*Goal of the exercise:* Across the entries below, count the lines in which the word "type" occurs. Reply with the count alone.

*Available data:*
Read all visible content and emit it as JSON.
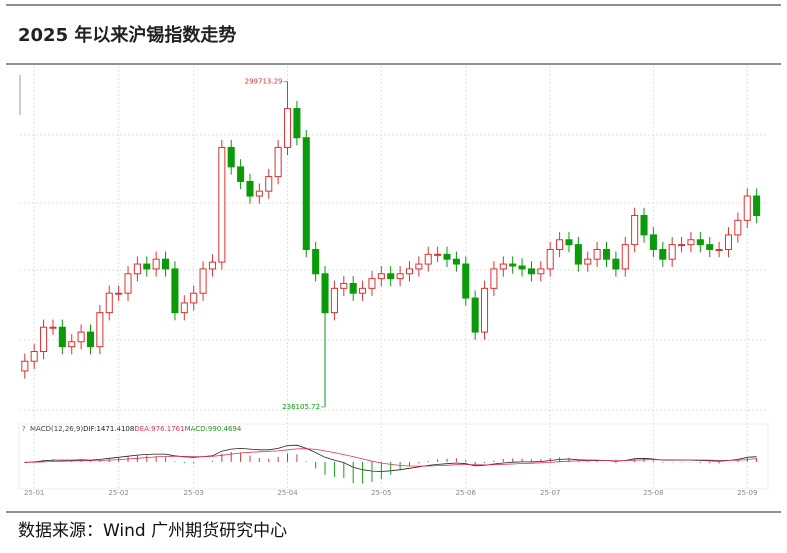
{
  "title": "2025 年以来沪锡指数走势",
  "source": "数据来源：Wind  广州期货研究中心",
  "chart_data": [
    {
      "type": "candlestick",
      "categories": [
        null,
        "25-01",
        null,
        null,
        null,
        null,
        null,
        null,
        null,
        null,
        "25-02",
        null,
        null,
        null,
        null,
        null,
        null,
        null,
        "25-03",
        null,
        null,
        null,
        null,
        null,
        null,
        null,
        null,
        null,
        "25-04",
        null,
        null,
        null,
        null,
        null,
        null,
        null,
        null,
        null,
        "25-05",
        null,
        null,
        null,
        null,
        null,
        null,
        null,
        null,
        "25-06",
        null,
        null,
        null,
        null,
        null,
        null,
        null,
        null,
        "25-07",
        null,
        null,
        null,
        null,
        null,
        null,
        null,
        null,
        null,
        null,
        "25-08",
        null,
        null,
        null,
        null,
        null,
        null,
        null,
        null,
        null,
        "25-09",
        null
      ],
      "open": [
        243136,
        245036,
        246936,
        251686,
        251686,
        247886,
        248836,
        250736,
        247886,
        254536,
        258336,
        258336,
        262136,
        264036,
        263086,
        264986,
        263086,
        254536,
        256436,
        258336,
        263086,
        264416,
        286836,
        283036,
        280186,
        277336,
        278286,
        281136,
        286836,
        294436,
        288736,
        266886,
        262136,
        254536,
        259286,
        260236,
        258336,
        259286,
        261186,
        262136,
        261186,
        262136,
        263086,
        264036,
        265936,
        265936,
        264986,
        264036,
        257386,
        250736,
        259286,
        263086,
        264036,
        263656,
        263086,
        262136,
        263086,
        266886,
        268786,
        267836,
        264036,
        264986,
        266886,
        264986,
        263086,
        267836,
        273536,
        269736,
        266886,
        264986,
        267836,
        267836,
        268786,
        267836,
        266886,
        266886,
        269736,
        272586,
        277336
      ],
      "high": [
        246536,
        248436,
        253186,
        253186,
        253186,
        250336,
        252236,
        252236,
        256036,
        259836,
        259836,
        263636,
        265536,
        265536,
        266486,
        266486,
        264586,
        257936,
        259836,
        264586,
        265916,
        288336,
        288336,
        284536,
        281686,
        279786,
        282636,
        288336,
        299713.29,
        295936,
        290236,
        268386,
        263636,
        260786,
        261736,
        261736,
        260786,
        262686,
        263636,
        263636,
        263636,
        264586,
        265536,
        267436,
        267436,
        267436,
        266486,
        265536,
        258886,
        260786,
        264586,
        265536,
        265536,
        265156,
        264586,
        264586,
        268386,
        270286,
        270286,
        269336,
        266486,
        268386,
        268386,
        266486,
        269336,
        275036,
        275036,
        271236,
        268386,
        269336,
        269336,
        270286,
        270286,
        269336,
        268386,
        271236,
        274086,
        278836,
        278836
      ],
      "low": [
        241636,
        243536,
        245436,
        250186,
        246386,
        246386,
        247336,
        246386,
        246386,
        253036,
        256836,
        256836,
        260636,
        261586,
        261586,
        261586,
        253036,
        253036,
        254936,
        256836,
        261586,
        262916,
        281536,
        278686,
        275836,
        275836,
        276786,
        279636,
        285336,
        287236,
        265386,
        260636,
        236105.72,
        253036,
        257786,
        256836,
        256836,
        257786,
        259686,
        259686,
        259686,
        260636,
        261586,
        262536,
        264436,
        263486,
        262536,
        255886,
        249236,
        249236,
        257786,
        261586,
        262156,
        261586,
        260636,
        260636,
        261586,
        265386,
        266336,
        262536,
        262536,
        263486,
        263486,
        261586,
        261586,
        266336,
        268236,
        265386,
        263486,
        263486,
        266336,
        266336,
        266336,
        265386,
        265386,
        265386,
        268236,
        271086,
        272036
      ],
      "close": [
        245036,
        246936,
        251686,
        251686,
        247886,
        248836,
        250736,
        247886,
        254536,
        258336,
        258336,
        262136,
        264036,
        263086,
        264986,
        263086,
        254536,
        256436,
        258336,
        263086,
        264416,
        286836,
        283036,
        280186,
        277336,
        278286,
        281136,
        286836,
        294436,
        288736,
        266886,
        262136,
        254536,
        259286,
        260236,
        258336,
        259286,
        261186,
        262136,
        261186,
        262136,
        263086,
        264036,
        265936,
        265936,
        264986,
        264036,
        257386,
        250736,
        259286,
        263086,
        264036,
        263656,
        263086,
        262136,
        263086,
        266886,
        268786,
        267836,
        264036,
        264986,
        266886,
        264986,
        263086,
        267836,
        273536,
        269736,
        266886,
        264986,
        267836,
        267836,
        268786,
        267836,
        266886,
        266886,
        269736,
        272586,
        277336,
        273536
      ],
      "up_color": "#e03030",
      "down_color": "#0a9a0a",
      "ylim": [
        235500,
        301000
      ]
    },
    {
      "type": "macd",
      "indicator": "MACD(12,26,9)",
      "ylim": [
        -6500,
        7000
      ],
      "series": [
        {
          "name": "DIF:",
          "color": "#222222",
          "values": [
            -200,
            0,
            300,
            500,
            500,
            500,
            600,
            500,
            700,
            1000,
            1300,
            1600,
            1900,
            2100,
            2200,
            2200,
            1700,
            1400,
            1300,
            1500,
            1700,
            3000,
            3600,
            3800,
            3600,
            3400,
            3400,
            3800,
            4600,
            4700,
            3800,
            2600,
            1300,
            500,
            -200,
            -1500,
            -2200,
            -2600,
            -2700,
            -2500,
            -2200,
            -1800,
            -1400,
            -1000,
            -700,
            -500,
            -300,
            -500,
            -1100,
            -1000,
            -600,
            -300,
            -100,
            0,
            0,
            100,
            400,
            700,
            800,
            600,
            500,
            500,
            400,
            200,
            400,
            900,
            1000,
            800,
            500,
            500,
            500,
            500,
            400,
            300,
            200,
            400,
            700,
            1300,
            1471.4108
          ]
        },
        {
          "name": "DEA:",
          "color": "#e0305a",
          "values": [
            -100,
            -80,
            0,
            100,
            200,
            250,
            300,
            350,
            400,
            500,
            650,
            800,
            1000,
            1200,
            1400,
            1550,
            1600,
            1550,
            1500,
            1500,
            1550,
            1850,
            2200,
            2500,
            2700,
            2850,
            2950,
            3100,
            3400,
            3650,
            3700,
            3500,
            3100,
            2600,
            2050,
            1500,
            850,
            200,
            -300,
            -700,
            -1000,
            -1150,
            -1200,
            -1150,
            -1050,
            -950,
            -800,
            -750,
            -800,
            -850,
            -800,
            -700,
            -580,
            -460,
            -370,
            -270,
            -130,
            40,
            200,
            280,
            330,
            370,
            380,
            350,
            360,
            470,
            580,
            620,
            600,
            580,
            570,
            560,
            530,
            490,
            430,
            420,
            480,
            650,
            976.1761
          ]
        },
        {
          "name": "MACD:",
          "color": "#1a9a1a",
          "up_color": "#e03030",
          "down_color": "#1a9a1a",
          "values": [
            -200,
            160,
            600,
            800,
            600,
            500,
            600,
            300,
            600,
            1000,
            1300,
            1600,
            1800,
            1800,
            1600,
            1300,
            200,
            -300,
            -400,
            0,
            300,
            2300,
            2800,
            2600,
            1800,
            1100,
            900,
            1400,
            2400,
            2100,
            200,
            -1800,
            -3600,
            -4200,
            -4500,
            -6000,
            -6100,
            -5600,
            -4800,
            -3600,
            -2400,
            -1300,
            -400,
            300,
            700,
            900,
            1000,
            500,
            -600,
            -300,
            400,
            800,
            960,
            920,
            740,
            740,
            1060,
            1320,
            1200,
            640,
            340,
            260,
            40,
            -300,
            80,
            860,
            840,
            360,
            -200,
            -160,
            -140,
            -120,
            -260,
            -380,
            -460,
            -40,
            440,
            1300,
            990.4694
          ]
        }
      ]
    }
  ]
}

* * *

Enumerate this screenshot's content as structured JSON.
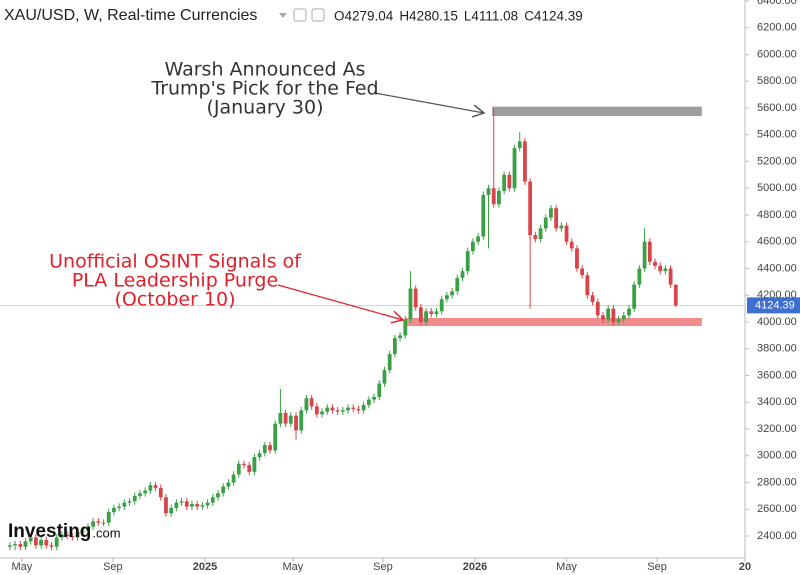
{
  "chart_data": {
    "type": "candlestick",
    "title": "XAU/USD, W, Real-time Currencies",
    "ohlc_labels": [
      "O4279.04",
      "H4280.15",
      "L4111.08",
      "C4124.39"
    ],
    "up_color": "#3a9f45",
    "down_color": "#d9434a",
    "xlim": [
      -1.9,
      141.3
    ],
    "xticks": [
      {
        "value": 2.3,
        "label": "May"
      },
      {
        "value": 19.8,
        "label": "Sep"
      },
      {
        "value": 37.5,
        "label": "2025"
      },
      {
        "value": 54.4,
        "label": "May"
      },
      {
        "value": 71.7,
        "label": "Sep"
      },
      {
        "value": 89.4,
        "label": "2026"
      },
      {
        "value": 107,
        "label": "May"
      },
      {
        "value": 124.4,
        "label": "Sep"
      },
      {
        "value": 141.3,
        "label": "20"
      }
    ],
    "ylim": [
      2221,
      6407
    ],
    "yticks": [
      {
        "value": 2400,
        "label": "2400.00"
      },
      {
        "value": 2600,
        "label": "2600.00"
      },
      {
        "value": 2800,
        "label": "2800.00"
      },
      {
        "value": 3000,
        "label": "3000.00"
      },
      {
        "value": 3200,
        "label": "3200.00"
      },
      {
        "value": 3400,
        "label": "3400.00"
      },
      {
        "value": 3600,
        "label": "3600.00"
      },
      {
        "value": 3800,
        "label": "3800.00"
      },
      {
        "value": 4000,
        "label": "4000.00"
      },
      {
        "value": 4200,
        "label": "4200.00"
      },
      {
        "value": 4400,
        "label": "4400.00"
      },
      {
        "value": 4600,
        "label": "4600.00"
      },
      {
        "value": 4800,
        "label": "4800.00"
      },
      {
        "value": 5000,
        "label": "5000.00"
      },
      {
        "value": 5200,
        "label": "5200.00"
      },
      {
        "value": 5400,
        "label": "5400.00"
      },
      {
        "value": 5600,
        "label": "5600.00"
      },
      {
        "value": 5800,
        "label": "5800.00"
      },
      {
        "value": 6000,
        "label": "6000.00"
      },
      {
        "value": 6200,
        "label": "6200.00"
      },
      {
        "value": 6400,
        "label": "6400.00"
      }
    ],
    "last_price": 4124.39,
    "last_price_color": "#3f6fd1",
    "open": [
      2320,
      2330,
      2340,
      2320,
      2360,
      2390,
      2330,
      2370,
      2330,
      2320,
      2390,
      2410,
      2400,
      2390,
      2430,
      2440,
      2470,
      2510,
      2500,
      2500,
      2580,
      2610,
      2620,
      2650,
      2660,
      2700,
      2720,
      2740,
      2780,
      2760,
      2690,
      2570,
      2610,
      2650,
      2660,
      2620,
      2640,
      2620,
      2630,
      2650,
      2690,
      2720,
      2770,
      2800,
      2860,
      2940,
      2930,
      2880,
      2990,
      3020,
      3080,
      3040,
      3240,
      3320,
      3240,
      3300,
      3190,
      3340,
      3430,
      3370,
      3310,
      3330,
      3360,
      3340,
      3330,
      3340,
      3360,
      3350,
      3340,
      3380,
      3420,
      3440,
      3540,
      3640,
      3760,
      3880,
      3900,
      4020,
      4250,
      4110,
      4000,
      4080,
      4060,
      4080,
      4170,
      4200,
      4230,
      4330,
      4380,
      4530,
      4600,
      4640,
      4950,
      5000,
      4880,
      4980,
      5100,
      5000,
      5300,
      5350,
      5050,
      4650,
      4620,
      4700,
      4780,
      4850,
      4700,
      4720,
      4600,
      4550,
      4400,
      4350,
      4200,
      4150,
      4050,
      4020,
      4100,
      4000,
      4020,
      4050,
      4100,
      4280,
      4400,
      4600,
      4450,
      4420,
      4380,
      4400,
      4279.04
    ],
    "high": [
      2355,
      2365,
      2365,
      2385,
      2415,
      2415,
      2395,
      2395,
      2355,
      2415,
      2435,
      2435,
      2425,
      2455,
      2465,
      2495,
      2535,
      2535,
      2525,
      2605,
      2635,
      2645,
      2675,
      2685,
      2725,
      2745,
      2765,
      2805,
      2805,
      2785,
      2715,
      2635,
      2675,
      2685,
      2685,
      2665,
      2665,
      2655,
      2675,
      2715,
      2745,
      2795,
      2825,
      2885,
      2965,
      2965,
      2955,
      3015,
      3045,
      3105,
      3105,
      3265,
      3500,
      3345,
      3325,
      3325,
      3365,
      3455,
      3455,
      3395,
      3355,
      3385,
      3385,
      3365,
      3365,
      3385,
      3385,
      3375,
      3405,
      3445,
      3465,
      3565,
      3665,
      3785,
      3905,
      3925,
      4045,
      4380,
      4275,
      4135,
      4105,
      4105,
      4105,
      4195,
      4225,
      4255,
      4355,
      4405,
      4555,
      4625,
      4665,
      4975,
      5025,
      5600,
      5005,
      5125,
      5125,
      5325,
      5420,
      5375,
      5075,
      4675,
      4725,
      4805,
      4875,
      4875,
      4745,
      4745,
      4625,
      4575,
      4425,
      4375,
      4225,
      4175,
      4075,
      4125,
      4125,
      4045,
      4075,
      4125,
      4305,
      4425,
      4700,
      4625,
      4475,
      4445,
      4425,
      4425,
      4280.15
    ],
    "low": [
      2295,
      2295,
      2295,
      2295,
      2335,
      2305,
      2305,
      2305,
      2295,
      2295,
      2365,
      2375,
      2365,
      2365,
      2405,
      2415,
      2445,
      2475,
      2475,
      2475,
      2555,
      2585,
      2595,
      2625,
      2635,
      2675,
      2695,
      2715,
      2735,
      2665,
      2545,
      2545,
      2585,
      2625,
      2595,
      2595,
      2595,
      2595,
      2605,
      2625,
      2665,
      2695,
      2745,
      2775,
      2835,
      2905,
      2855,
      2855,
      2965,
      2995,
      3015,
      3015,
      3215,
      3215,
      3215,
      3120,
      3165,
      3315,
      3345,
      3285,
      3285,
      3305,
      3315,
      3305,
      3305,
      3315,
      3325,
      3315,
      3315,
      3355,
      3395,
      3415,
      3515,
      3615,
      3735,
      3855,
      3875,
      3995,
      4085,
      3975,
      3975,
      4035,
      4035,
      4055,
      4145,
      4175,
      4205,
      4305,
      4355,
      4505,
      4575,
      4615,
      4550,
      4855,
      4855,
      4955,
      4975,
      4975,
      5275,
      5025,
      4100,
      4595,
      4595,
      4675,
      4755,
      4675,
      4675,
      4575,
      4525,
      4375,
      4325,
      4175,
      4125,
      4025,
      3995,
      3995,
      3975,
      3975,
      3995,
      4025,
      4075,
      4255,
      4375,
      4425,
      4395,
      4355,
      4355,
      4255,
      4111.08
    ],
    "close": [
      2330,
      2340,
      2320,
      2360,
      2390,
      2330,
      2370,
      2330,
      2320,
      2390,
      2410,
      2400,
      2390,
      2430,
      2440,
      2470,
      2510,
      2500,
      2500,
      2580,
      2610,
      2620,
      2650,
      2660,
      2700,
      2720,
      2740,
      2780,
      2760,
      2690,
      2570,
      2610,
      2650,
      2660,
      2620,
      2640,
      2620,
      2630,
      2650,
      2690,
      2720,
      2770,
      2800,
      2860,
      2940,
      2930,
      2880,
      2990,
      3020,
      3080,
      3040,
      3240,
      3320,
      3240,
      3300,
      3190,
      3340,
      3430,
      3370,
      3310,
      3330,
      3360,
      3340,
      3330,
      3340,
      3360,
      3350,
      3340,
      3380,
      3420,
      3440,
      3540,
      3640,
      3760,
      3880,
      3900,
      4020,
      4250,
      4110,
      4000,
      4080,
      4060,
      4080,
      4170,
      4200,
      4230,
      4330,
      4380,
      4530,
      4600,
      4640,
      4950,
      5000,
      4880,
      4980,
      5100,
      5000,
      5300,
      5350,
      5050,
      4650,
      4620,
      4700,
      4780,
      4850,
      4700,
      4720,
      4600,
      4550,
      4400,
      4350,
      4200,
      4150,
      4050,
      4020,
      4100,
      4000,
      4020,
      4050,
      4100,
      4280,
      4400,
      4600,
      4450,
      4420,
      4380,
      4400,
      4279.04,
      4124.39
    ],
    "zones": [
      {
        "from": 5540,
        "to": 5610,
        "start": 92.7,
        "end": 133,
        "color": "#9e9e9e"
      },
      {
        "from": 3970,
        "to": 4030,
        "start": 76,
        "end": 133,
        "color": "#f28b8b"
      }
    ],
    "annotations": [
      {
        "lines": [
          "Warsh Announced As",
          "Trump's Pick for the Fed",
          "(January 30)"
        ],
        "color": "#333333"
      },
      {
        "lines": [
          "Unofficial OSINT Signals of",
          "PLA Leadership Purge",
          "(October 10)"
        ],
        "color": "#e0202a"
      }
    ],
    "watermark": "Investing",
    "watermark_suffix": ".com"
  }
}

*Finished exercise:* 3